__PROMPT__. Look through the records below and give the number of lines holding the string "Communication", nothing more.

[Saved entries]
○ ○ ○ ○

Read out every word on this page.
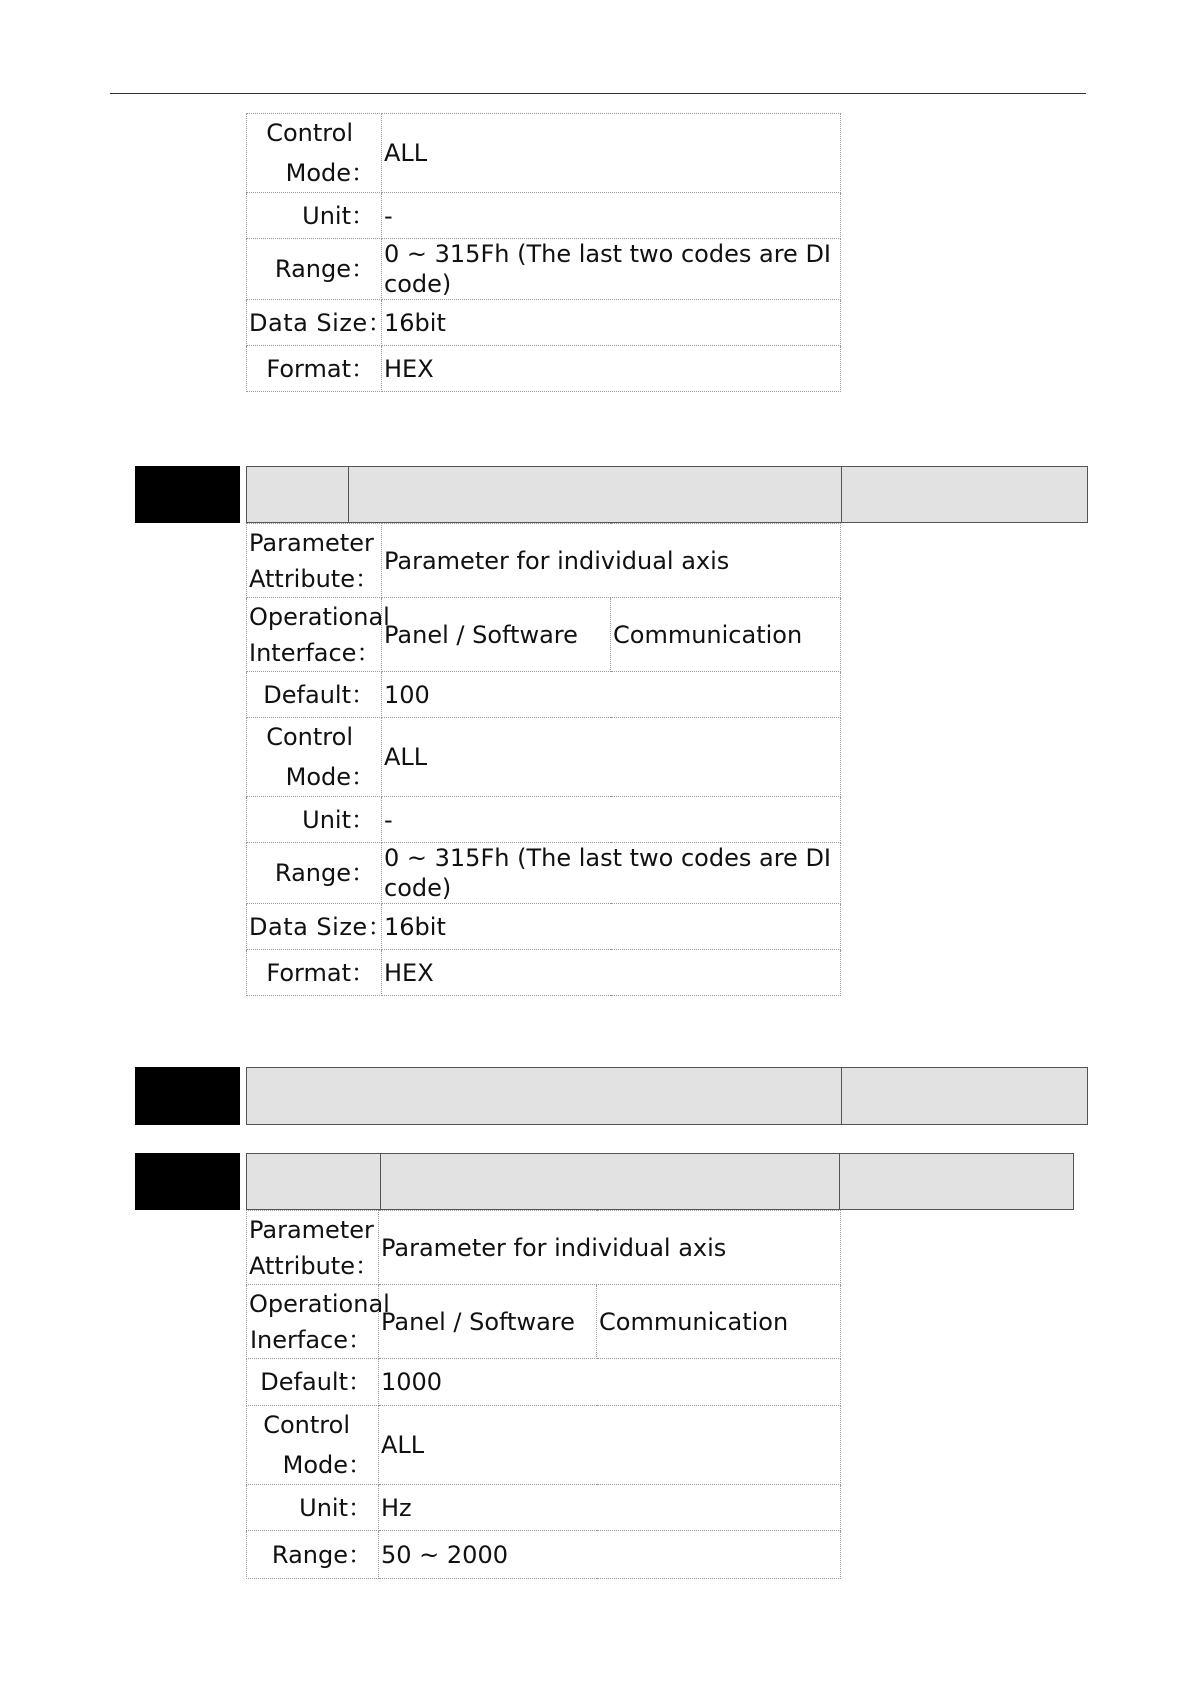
Control
Mode：	ALL
Unit：	-
Range：	0 ~ 315Fh (The last two codes are DI
code)
Data Size：	16bit
Format：	HEX
Parameter
Attribute：	Parameter for individual axis	

Operational
Interface：	Panel / Software	Communication
Default：	100	

Control
Mode：	ALL	
Unit：	-	
Range：	0 ~ 315Fh (The last two codes are DI
code)	
Data Size：	16bit	
Format：	HEX	
Parameter
Attribute：	Parameter for individual axis	

Operational
Inerface：	Panel / Software	Communication
Default：	1000	

Control
Mode：	ALL	
Unit：	Hz	
Range：	50 ~ 2000	
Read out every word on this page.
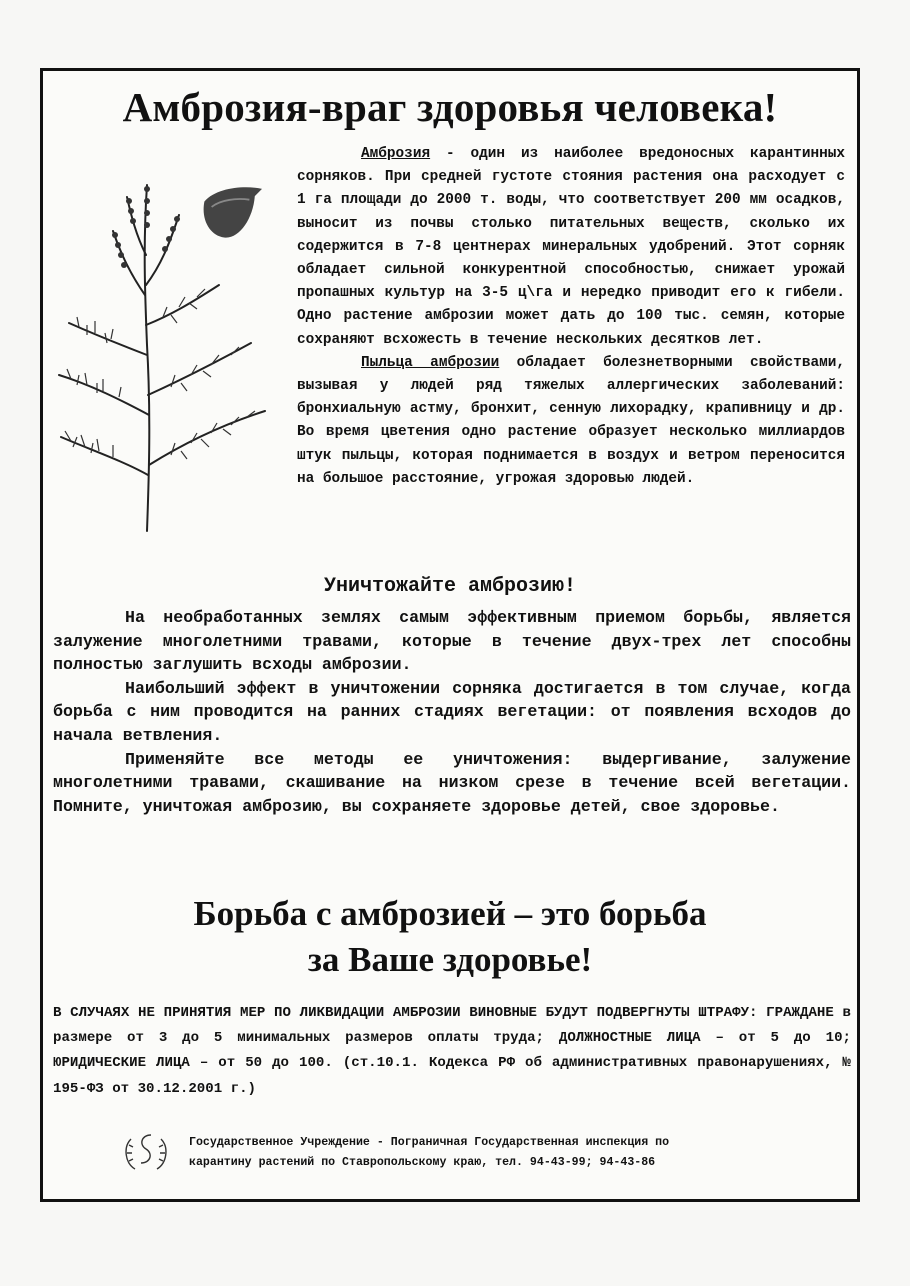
Амброзия-враг здоровья человека!

Амброзия - один из наиболее вредоносных карантинных сорняков. При средней густоте стояния растения она расходует с 1 га площади до 2000 т. воды, что соответствует 200 мм осадков, выносит из почвы столько питательных веществ, сколько их содержится в 7-8 центнерах минеральных удобрений. Этот сорняк обладает сильной конкурентной способностью, снижает урожай пропашных культур на 3-5 ц\га и нередко приводит его к гибели. Одно растение амброзии может дать до 100 тыс. семян, которые сохраняют всхожесть в течение нескольких десятков лет.

Пыльца амброзии обладает болезнетворными свойствами, вызывая у людей ряд тяжелых аллергических заболеваний: бронхиальную астму, бронхит, сенную лихорадку, крапивницу и др. Во время цветения одно растение образует несколько миллиардов штук пыльцы, которая поднимается в воздух и ветром переносится на большое расстояние, угрожая здоровью людей.

Уничтожайте амброзию!

На необработанных землях самым эффективным приемом борьбы, является залужение многолетними травами, которые в течение двух-трех лет способны полностью заглушить всходы амброзии.

Наибольший эффект в уничтожении сорняка достигается в том случае, когда борьба с ним проводится на ранних стадиях вегетации: от появления всходов до начала ветвления.

Применяйте все методы ее уничтожения: выдергивание, залужение многолетними травами, скашивание на низком срезе в течение всей вегетации. Помните, уничтожая амброзию, вы сохраняете здоровье детей, свое здоровье.

Борьба с амброзией – это борьба
за Ваше здоровье!

В СЛУЧАЯХ НЕ ПРИНЯТИЯ МЕР ПО ЛИКВИДАЦИИ АМБРОЗИИ ВИНОВНЫЕ БУДУТ ПОДВЕРГНУТЫ ШТРАФУ: ГРАЖДАНЕ в размере от 3 до 5 минимальных размеров оплаты труда; ДОЛЖНОСТНЫЕ ЛИЦА – от 5 до 10; ЮРИДИЧЕСКИЕ ЛИЦА – от 50 до 100. (ст.10.1. Кодекса РФ об административных правонарушениях, № 195-ФЗ от 30.12.2001 г.)

Государственное Учреждение - Пограничная Государственная инспекция по
карантину растений по Ставропольскому краю, тел. 94-43-99; 94-43-86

○ ○ ○ ○

__ANSWER TO THIS EXERCISE__. 2